• STATED GOAL: Write out the records beneath this line exactly as they appear, minus any images.

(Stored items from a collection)
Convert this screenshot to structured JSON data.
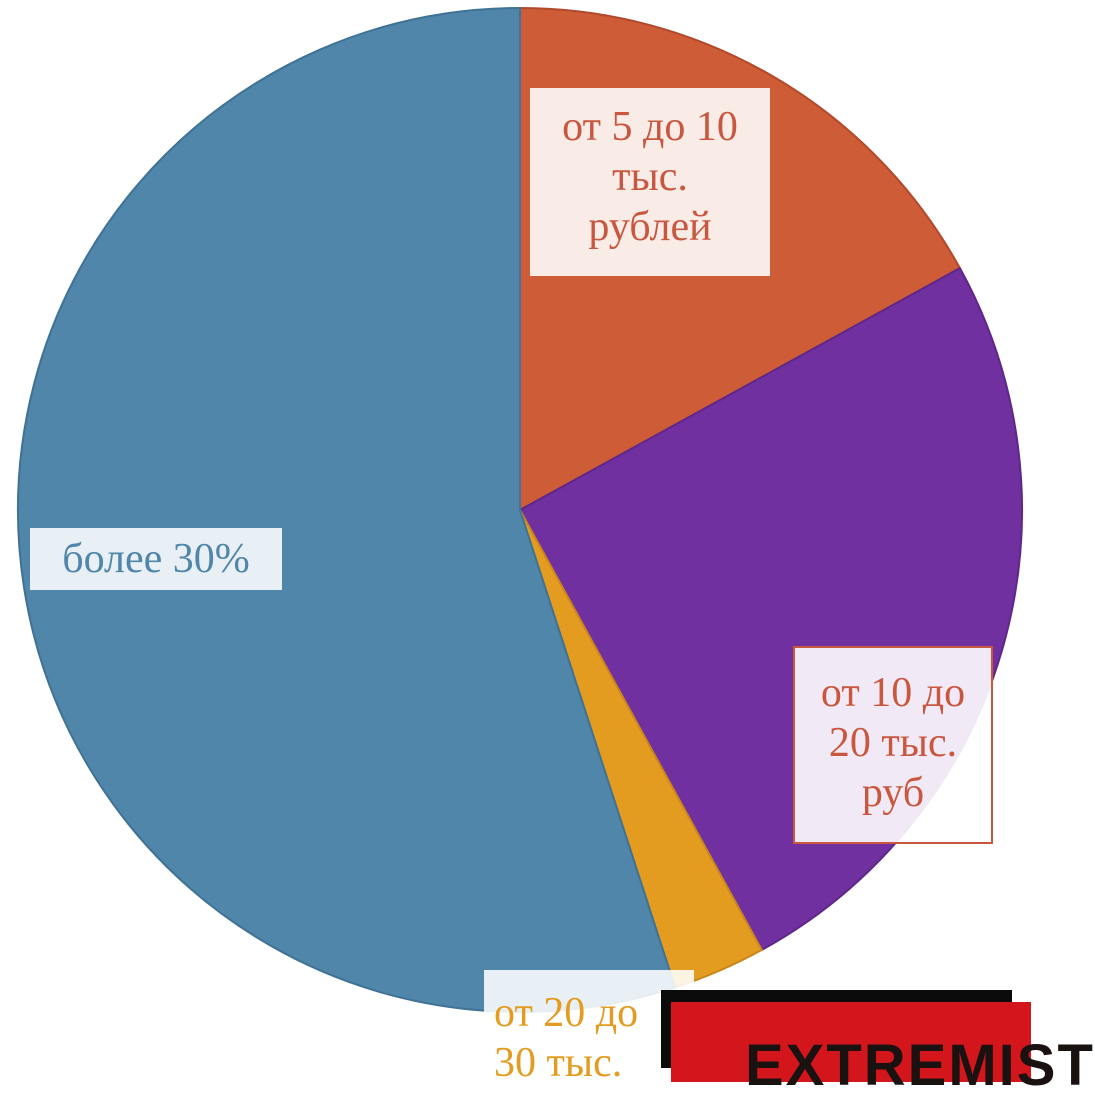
{
  "chart_data": {
    "type": "pie",
    "start_angle_deg": 0,
    "direction": "clockwise",
    "slices": [
      {
        "label": "от 5 до 10 тыс. рублей",
        "label_lines": [
          "от 5 до 10",
          "тыс.",
          "рублей"
        ],
        "value": 17,
        "color": "#CD5C37"
      },
      {
        "label": "от 10 до 20 тыс. руб",
        "label_lines": [
          "от 10 до",
          "20 тыс.",
          "руб"
        ],
        "value": 25,
        "color": "#7030A0"
      },
      {
        "label": "от 20 до 30 тыс.",
        "label_lines": [
          "от 20 до",
          "30 тыс."
        ],
        "value": 3,
        "color": "#E39C1F"
      },
      {
        "label": "более 30%",
        "label_lines": [
          "более 30%"
        ],
        "value": 55,
        "color": "#4F86AA"
      }
    ],
    "label_colors": [
      "#C9573F",
      "#C9573F",
      "#E39C1F",
      "#4F86AA"
    ]
  },
  "overlay": {
    "banner_text": "EXTREMIST"
  }
}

• EXERCISE SOLUTION:
Convert this screenshot to structured JSON data.
{
  "chart_data": {
    "type": "pie",
    "start_angle_deg": 0,
    "direction": "clockwise",
    "slices": [
      {
        "label": "от 5 до 10 тыс. рублей",
        "label_lines": [
          "от 5 до 10",
          "тыс.",
          "рублей"
        ],
        "value": 17,
        "color": "#CD5C37"
      },
      {
        "label": "от 10 до 20 тыс. руб",
        "label_lines": [
          "от 10 до",
          "20 тыс.",
          "руб"
        ],
        "value": 25,
        "color": "#7030A0"
      },
      {
        "label": "от 20 до 30 тыс.",
        "label_lines": [
          "от 20 до",
          "30 тыс."
        ],
        "value": 3,
        "color": "#E39C1F"
      },
      {
        "label": "более 30%",
        "label_lines": [
          "более 30%"
        ],
        "value": 55,
        "color": "#4F86AA"
      }
    ],
    "label_colors": [
      "#C9573F",
      "#C9573F",
      "#E39C1F",
      "#4F86AA"
    ]
  },
  "overlay": {
    "banner_text": "EXTREMIST"
  }
}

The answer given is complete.